### What the task asks
Retype everything in the listing, leaving each line exactly as it is.

:: Records shown ::

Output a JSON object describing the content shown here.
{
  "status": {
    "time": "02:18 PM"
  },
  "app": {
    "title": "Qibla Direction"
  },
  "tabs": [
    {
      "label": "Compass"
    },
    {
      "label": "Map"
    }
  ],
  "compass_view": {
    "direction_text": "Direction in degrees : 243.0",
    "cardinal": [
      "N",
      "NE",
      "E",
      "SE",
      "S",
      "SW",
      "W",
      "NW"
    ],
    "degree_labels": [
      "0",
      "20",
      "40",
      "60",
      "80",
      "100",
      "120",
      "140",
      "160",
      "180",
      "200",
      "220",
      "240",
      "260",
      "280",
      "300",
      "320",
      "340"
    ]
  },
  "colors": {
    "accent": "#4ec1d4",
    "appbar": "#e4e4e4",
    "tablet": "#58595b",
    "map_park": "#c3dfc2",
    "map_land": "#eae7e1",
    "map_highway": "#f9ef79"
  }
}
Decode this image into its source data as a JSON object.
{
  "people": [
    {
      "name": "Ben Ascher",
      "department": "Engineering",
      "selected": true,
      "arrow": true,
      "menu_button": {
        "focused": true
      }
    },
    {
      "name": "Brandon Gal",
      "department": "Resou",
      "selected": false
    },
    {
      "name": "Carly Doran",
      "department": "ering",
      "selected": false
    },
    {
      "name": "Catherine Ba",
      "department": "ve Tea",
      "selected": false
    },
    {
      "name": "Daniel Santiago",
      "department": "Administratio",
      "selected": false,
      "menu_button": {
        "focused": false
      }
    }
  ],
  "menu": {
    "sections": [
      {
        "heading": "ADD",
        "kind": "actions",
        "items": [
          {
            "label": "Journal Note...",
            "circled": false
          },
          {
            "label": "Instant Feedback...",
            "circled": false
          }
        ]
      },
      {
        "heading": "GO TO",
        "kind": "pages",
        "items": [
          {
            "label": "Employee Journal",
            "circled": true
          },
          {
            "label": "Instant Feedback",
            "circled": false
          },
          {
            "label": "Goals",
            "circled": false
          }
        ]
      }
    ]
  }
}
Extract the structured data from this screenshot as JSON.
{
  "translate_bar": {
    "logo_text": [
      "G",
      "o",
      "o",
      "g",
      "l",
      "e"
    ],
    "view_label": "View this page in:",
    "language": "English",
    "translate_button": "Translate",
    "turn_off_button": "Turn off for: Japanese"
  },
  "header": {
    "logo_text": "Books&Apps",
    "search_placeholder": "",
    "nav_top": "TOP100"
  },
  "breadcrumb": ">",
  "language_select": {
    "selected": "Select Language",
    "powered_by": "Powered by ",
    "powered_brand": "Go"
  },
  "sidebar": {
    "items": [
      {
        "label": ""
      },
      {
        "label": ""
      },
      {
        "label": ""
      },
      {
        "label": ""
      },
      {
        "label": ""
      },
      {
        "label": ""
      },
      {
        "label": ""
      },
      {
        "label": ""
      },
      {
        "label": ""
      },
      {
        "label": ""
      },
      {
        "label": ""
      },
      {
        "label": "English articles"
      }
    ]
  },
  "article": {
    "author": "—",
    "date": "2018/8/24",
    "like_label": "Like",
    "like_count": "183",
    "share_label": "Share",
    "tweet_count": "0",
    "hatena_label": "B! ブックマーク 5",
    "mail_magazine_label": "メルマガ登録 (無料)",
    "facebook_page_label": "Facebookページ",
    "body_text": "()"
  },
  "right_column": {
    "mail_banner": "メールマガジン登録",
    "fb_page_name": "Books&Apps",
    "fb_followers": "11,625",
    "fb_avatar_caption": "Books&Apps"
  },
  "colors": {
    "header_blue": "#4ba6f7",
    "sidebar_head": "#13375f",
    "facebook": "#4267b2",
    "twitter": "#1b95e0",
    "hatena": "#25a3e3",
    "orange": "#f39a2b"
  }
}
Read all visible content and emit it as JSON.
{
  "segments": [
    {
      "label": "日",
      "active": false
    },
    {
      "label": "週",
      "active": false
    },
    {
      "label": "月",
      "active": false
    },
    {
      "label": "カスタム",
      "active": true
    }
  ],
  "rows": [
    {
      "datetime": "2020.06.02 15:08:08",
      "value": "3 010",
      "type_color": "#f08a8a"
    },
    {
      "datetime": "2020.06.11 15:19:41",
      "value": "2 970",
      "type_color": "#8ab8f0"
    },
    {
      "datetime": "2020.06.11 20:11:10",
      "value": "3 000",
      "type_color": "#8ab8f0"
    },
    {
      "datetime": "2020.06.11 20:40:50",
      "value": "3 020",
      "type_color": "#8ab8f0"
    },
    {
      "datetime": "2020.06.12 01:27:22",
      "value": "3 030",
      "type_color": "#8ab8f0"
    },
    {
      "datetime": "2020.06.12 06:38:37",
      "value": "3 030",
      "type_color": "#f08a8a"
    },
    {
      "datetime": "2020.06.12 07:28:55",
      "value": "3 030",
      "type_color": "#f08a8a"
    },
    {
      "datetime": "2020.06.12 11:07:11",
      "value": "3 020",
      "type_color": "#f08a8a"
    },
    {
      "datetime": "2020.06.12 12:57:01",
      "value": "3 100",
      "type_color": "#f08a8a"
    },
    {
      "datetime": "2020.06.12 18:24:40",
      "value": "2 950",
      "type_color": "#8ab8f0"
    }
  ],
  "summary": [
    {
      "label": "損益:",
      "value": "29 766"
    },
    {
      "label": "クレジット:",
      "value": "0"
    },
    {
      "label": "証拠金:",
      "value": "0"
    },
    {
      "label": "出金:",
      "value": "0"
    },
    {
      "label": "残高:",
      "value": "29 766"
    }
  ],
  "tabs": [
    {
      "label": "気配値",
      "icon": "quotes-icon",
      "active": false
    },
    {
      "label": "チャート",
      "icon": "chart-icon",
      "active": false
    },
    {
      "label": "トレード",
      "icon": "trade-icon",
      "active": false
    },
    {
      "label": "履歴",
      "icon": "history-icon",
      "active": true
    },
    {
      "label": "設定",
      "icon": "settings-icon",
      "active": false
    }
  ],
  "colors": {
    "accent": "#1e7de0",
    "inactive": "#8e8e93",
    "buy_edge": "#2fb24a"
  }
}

:::

### The output
Output a JSON object describing the content shown here.
{
  "status": {
    "time": "02:18 PM"
  },
  "app": {
    "title": "Qibla Direction"
  },
  "tabs": [
    {
      "label": "Compass"
    },
    {
      "label": "Map"
    }
  ],
  "compass_view": {
    "direction_text": "Direction in degrees : 243.0",
    "cardinal": [
      "N",
      "NE",
      "E",
      "SE",
      "S",
      "SW",
      "W",
      "NW"
    ],
    "degree_labels": [
      "0",
      "20",
      "40",
      "60",
      "80",
      "100",
      "120",
      "140",
      "160",
      "180",
      "200",
      "220",
      "240",
      "260",
      "280",
      "300",
      "320",
      "340"
    ]
  },
  "colors": {
    "accent": "#4ec1d4",
    "appbar": "#e4e4e4",
    "tablet": "#58595b",
    "map_park": "#c3dfc2",
    "map_land": "#eae7e1",
    "map_highway": "#f9ef79"
  }
}
Decode this image into its source data as a JSON object.
{
  "people": [
    {
      "name": "Ben Ascher",
      "department": "Engineering",
      "selected": true,
      "arrow": true,
      "menu_button": {
        "focused": true
      }
    },
    {
      "name": "Brandon Gal",
      "department": "Resou",
      "selected": false
    },
    {
      "name": "Carly Doran",
      "department": "ering",
      "selected": false
    },
    {
      "name": "Catherine Ba",
      "department": "ve Tea",
      "selected": false
    },
    {
      "name": "Daniel Santiago",
      "department": "Administratio",
      "selected": false,
      "menu_button": {
        "focused": false
      }
    }
  ],
  "menu": {
    "sections": [
      {
        "heading": "ADD",
        "kind": "actions",
        "items": [
          {
            "label": "Journal Note...",
            "circled": false
          },
          {
            "label": "Instant Feedback...",
            "circled": false
          }
        ]
      },
      {
        "heading": "GO TO",
        "kind": "pages",
        "items": [
          {
            "label": "Employee Journal",
            "circled": true
          },
          {
            "label": "Instant Feedback",
            "circled": false
          },
          {
            "label": "Goals",
            "circled": false
          }
        ]
      }
    ]
  }
}
Extract the structured data from this screenshot as JSON.
{
  "translate_bar": {
    "logo_text": [
      "G",
      "o",
      "o",
      "g",
      "l",
      "e"
    ],
    "view_label": "View this page in:",
    "language": "English",
    "translate_button": "Translate",
    "turn_off_button": "Turn off for: Japanese"
  },
  "header": {
    "logo_text": "Books&Apps",
    "search_placeholder": "",
    "nav_top": "TOP100"
  },
  "breadcrumb": ">",
  "language_select": {
    "selected": "Select Language",
    "powered_by": "Powered by ",
    "powered_brand": "Go"
  },
  "sidebar": {
    "items": [
      {
        "label": ""
      },
      {
        "label": ""
      },
      {
        "label": ""
      },
      {
        "label": ""
      },
      {
        "label": ""
      },
      {
        "label": ""
      },
      {
        "label": ""
      },
      {
        "label": ""
      },
      {
        "label": ""
      },
      {
        "label": ""
      },
      {
        "label": ""
      },
      {
        "label": "English articles"
      }
    ]
  },
  "article": {
    "author": "—",
    "date": "2018/8/24",
    "like_label": "Like",
    "like_count": "183",
    "share_label": "Share",
    "tweet_count": "0",
    "hatena_label": "B! ブックマーク 5",
    "mail_magazine_label": "メルマガ登録 (無料)",
    "facebook_page_label": "Facebookページ",
    "body_text": "()"
  },
  "right_column": {
    "mail_banner": "メールマガジン登録",
    "fb_page_name": "Books&Apps",
    "fb_followers": "11,625",
    "fb_avatar_caption": "Books&Apps"
  },
  "colors": {
    "header_blue": "#4ba6f7",
    "sidebar_head": "#13375f",
    "facebook": "#4267b2",
    "twitter": "#1b95e0",
    "hatena": "#25a3e3",
    "orange": "#f39a2b"
  }
}
Read all visible content and emit it as JSON.
{
  "segments": [
    {
      "label": "日",
      "active": false
    },
    {
      "label": "週",
      "active": false
    },
    {
      "label": "月",
      "active": false
    },
    {
      "label": "カスタム",
      "active": true
    }
  ],
  "rows": [
    {
      "datetime": "2020.06.02 15:08:08",
      "value": "3 010",
      "type_color": "#f08a8a"
    },
    {
      "datetime": "2020.06.11 15:19:41",
      "value": "2 970",
      "type_color": "#8ab8f0"
    },
    {
      "datetime": "2020.06.11 20:11:10",
      "value": "3 000",
      "type_color": "#8ab8f0"
    },
    {
      "datetime": "2020.06.11 20:40:50",
      "value": "3 020",
      "type_color": "#8ab8f0"
    },
    {
      "datetime": "2020.06.12 01:27:22",
      "value": "3 030",
      "type_color": "#8ab8f0"
    },
    {
      "datetime": "2020.06.12 06:38:37",
      "value": "3 030",
      "type_color": "#f08a8a"
    },
    {
      "datetime": "2020.06.12 07:28:55",
      "value": "3 030",
      "type_color": "#f08a8a"
    },
    {
      "datetime": "2020.06.12 11:07:11",
      "value": "3 020",
      "type_color": "#f08a8a"
    },
    {
      "datetime": "2020.06.12 12:57:01",
      "value": "3 100",
      "type_color": "#f08a8a"
    },
    {
      "datetime": "2020.06.12 18:24:40",
      "value": "2 950",
      "type_color": "#8ab8f0"
    }
  ],
  "summary": [
    {
      "label": "損益:",
      "value": "29 766"
    },
    {
      "label": "クレジット:",
      "value": "0"
    },
    {
      "label": "証拠金:",
      "value": "0"
    },
    {
      "label": "出金:",
      "value": "0"
    },
    {
      "label": "残高:",
      "value": "29 766"
    }
  ],
  "tabs": [
    {
      "label": "気配値",
      "icon": "quotes-icon",
      "active": false
    },
    {
      "label": "チャート",
      "icon": "chart-icon",
      "active": false
    },
    {
      "label": "トレード",
      "icon": "trade-icon",
      "active": false
    },
    {
      "label": "履歴",
      "icon": "history-icon",
      "active": true
    },
    {
      "label": "設定",
      "icon": "settings-icon",
      "active": false
    }
  ],
  "colors": {
    "accent": "#1e7de0",
    "inactive": "#8e8e93",
    "buy_edge": "#2fb24a"
  }
}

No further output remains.